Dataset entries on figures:
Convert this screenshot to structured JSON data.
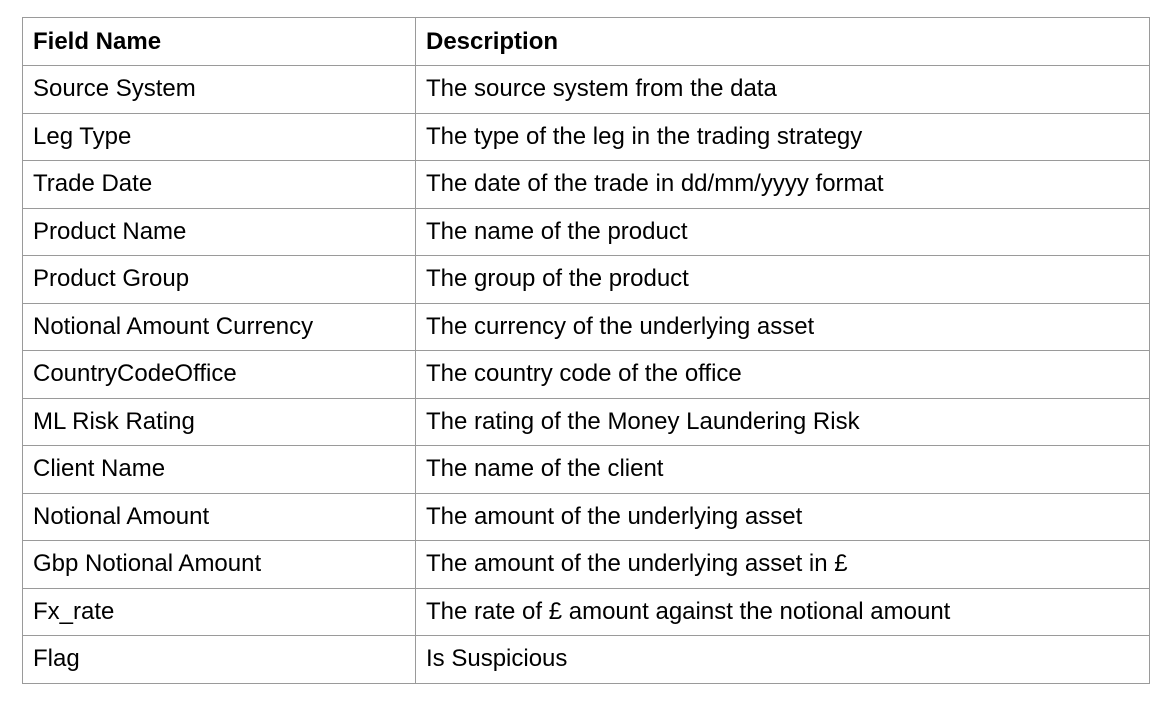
{
  "table": {
    "headers": [
      "Field Name",
      "Description"
    ],
    "rows": [
      [
        "Source System",
        "The source system from the data"
      ],
      [
        "Leg Type",
        "The type of the leg in the trading strategy"
      ],
      [
        "Trade Date",
        "The date of the trade in dd/mm/yyyy format"
      ],
      [
        "Product Name",
        "The name of the product"
      ],
      [
        "Product Group",
        "The group of the product"
      ],
      [
        "Notional Amount Currency",
        "The currency of the underlying asset"
      ],
      [
        "CountryCodeOffice",
        "The country code of the office"
      ],
      [
        "ML Risk Rating",
        "The rating of the Money Laundering Risk"
      ],
      [
        "Client Name",
        "The name of the client"
      ],
      [
        "Notional Amount",
        "The amount of the underlying asset"
      ],
      [
        "Gbp Notional Amount",
        "The amount of the underlying asset in £"
      ],
      [
        "Fx_rate",
        "The rate of £ amount against the notional amount"
      ],
      [
        "Flag",
        "Is Suspicious"
      ]
    ]
  }
}
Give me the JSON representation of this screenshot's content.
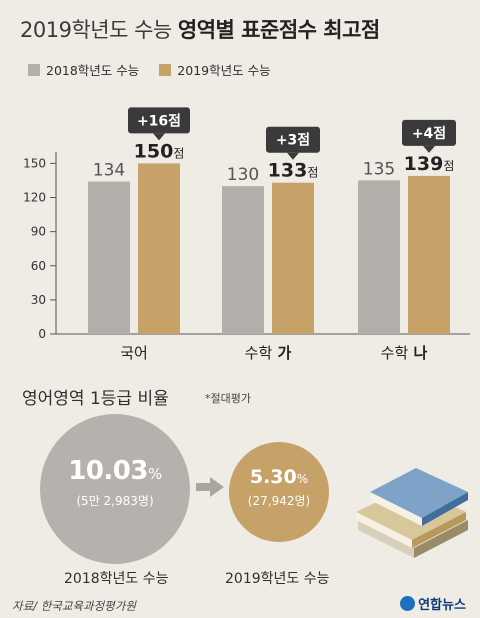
{
  "title": {
    "light": "2019학년도 수능",
    "bold": "영역별 표준점수 최고점"
  },
  "legend": [
    {
      "label": "2018학년도 수능",
      "color": "#b2aeaa"
    },
    {
      "label": "2019학년도 수능",
      "color": "#c6a168"
    }
  ],
  "chart_data": {
    "type": "bar",
    "categories": [
      "국어",
      "수학 가",
      "수학 나"
    ],
    "series": [
      {
        "name": "2018학년도 수능",
        "values": [
          134,
          130,
          135
        ]
      },
      {
        "name": "2019학년도 수능",
        "values": [
          150,
          133,
          139
        ]
      }
    ],
    "data_labels": [
      "134",
      "150점",
      "130",
      "133점",
      "135",
      "139점"
    ],
    "callouts": [
      "+16점",
      "+3점",
      "+4점"
    ],
    "yticks": [
      0,
      30,
      60,
      90,
      120,
      150
    ],
    "ylim": [
      0,
      160
    ],
    "grid": false,
    "legend_position": "top-left"
  },
  "english": {
    "title": "영어영역 1등급 비율",
    "note": "*절대평가",
    "y2018": {
      "pct": "10.03",
      "unit": "%",
      "count": "(5만 2,983명)",
      "label": "2018학년도 수능"
    },
    "y2019": {
      "pct": "5.30",
      "unit": "%",
      "count": "(27,942명)",
      "label": "2019학년도 수능"
    }
  },
  "source": "자료/ 한국교육과정평가원",
  "agency": "연합뉴스"
}
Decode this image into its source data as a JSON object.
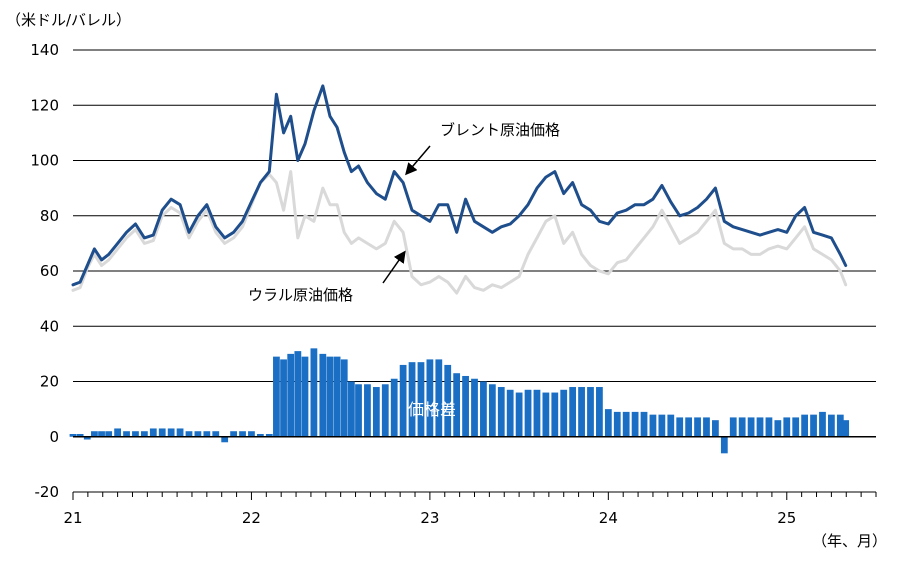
{
  "chart_data": {
    "type": "line",
    "ylabel": "（米ドル/バレル）",
    "xlabel": "（年、月）",
    "ylim": [
      -20,
      140
    ],
    "yticks": [
      -20,
      0,
      20,
      40,
      60,
      80,
      100,
      120,
      140
    ],
    "xlim": [
      2021.0,
      2025.5
    ],
    "xticks": [
      {
        "value": 2021,
        "label": "21"
      },
      {
        "value": 2022,
        "label": "22"
      },
      {
        "value": 2023,
        "label": "23"
      },
      {
        "value": 2024,
        "label": "24"
      },
      {
        "value": 2025,
        "label": "25"
      }
    ],
    "grid": true,
    "series": [
      {
        "name": "ブレント原油価格",
        "style": "line",
        "color": "#1f4e8c",
        "x": [
          2021.0,
          2021.04,
          2021.08,
          2021.12,
          2021.16,
          2021.2,
          2021.25,
          2021.3,
          2021.35,
          2021.4,
          2021.45,
          2021.5,
          2021.55,
          2021.6,
          2021.65,
          2021.7,
          2021.75,
          2021.8,
          2021.85,
          2021.9,
          2021.95,
          2022.0,
          2022.05,
          2022.1,
          2022.14,
          2022.18,
          2022.22,
          2022.26,
          2022.3,
          2022.35,
          2022.4,
          2022.44,
          2022.48,
          2022.52,
          2022.56,
          2022.6,
          2022.65,
          2022.7,
          2022.75,
          2022.8,
          2022.85,
          2022.9,
          2022.95,
          2023.0,
          2023.05,
          2023.1,
          2023.15,
          2023.2,
          2023.25,
          2023.3,
          2023.35,
          2023.4,
          2023.45,
          2023.5,
          2023.55,
          2023.6,
          2023.65,
          2023.7,
          2023.75,
          2023.8,
          2023.85,
          2023.9,
          2023.95,
          2024.0,
          2024.05,
          2024.1,
          2024.15,
          2024.2,
          2024.25,
          2024.3,
          2024.35,
          2024.4,
          2024.45,
          2024.5,
          2024.55,
          2024.6,
          2024.65,
          2024.7,
          2024.75,
          2024.8,
          2024.85,
          2024.9,
          2024.95,
          2025.0,
          2025.05,
          2025.1,
          2025.15,
          2025.2,
          2025.25,
          2025.3,
          2025.33
        ],
        "y": [
          55,
          56,
          62,
          68,
          64,
          66,
          70,
          74,
          77,
          72,
          73,
          82,
          86,
          84,
          74,
          80,
          84,
          76,
          72,
          74,
          78,
          85,
          92,
          96,
          124,
          110,
          116,
          100,
          106,
          118,
          127,
          116,
          112,
          103,
          96,
          98,
          92,
          88,
          86,
          96,
          92,
          82,
          80,
          78,
          84,
          84,
          74,
          86,
          78,
          76,
          74,
          76,
          77,
          80,
          84,
          90,
          94,
          96,
          88,
          92,
          84,
          82,
          78,
          77,
          81,
          82,
          84,
          84,
          86,
          91,
          85,
          80,
          81,
          83,
          86,
          90,
          78,
          76,
          75,
          74,
          73,
          74,
          75,
          74,
          80,
          83,
          74,
          73,
          72,
          66,
          62
        ]
      },
      {
        "name": "ウラル原油価格",
        "style": "line",
        "color": "#d9d9d9",
        "x": [
          2021.0,
          2021.04,
          2021.08,
          2021.12,
          2021.16,
          2021.2,
          2021.25,
          2021.3,
          2021.35,
          2021.4,
          2021.45,
          2021.5,
          2021.55,
          2021.6,
          2021.65,
          2021.7,
          2021.75,
          2021.8,
          2021.85,
          2021.9,
          2021.95,
          2022.0,
          2022.05,
          2022.1,
          2022.14,
          2022.18,
          2022.22,
          2022.26,
          2022.3,
          2022.35,
          2022.4,
          2022.44,
          2022.48,
          2022.52,
          2022.56,
          2022.6,
          2022.65,
          2022.7,
          2022.75,
          2022.8,
          2022.85,
          2022.9,
          2022.95,
          2023.0,
          2023.05,
          2023.1,
          2023.15,
          2023.2,
          2023.25,
          2023.3,
          2023.35,
          2023.4,
          2023.45,
          2023.5,
          2023.55,
          2023.6,
          2023.65,
          2023.7,
          2023.75,
          2023.8,
          2023.85,
          2023.9,
          2023.95,
          2024.0,
          2024.05,
          2024.1,
          2024.15,
          2024.2,
          2024.25,
          2024.3,
          2024.35,
          2024.4,
          2024.45,
          2024.5,
          2024.55,
          2024.6,
          2024.65,
          2024.7,
          2024.75,
          2024.8,
          2024.85,
          2024.9,
          2024.95,
          2025.0,
          2025.05,
          2025.1,
          2025.15,
          2025.2,
          2025.25,
          2025.3,
          2025.33
        ],
        "y": [
          53,
          54,
          61,
          66,
          62,
          64,
          68,
          72,
          75,
          70,
          71,
          80,
          83,
          81,
          72,
          78,
          82,
          74,
          70,
          72,
          76,
          84,
          92,
          95,
          92,
          82,
          96,
          72,
          80,
          78,
          90,
          84,
          84,
          74,
          70,
          72,
          70,
          68,
          70,
          78,
          74,
          58,
          55,
          56,
          58,
          56,
          52,
          58,
          54,
          53,
          55,
          54,
          56,
          58,
          66,
          72,
          78,
          80,
          70,
          74,
          66,
          62,
          60,
          59,
          63,
          64,
          68,
          72,
          76,
          82,
          76,
          70,
          72,
          74,
          78,
          82,
          70,
          68,
          68,
          66,
          66,
          68,
          69,
          68,
          72,
          76,
          68,
          66,
          64,
          60,
          55
        ]
      },
      {
        "name": "価格差",
        "style": "bar",
        "color": "#1a6fc4",
        "x": [
          2021.0,
          2021.04,
          2021.08,
          2021.12,
          2021.16,
          2021.2,
          2021.25,
          2021.3,
          2021.35,
          2021.4,
          2021.45,
          2021.5,
          2021.55,
          2021.6,
          2021.65,
          2021.7,
          2021.75,
          2021.8,
          2021.85,
          2021.9,
          2021.95,
          2022.0,
          2022.05,
          2022.1,
          2022.14,
          2022.18,
          2022.22,
          2022.26,
          2022.3,
          2022.35,
          2022.4,
          2022.44,
          2022.48,
          2022.52,
          2022.56,
          2022.6,
          2022.65,
          2022.7,
          2022.75,
          2022.8,
          2022.85,
          2022.9,
          2022.95,
          2023.0,
          2023.05,
          2023.1,
          2023.15,
          2023.2,
          2023.25,
          2023.3,
          2023.35,
          2023.4,
          2023.45,
          2023.5,
          2023.55,
          2023.6,
          2023.65,
          2023.7,
          2023.75,
          2023.8,
          2023.85,
          2023.9,
          2023.95,
          2024.0,
          2024.05,
          2024.1,
          2024.15,
          2024.2,
          2024.25,
          2024.3,
          2024.35,
          2024.4,
          2024.45,
          2024.5,
          2024.55,
          2024.6,
          2024.65,
          2024.7,
          2024.75,
          2024.8,
          2024.85,
          2024.9,
          2024.95,
          2025.0,
          2025.05,
          2025.1,
          2025.15,
          2025.2,
          2025.25,
          2025.3,
          2025.33
        ],
        "y": [
          1,
          1,
          -1,
          2,
          2,
          2,
          3,
          2,
          2,
          2,
          3,
          3,
          3,
          3,
          2,
          2,
          2,
          2,
          -2,
          2,
          2,
          2,
          1,
          1,
          29,
          28,
          30,
          31,
          29,
          32,
          30,
          29,
          29,
          28,
          20,
          19,
          19,
          18,
          19,
          21,
          26,
          27,
          27,
          28,
          28,
          26,
          23,
          22,
          21,
          20,
          19,
          18,
          17,
          16,
          17,
          17,
          16,
          16,
          17,
          18,
          18,
          18,
          18,
          10,
          9,
          9,
          9,
          9,
          8,
          8,
          8,
          7,
          7,
          7,
          7,
          6,
          -6,
          7,
          7,
          7,
          7,
          7,
          6,
          7,
          7,
          8,
          8,
          9,
          8,
          8,
          6
        ]
      }
    ],
    "annotations": [
      {
        "text": "ブレント原油価格",
        "series": "ブレント原油価格"
      },
      {
        "text": "ウラル原油価格",
        "series": "ウラル原油価格"
      },
      {
        "text": "価格差",
        "series": "価格差"
      }
    ]
  }
}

**Exercise goal:** Collect each line holding the string "series".

**Solution to this problem:**
    "series": [
    "series": [
        "series": "ブレント原油価格"
        "series": "ウラル原油価格"
        "series": "価格差"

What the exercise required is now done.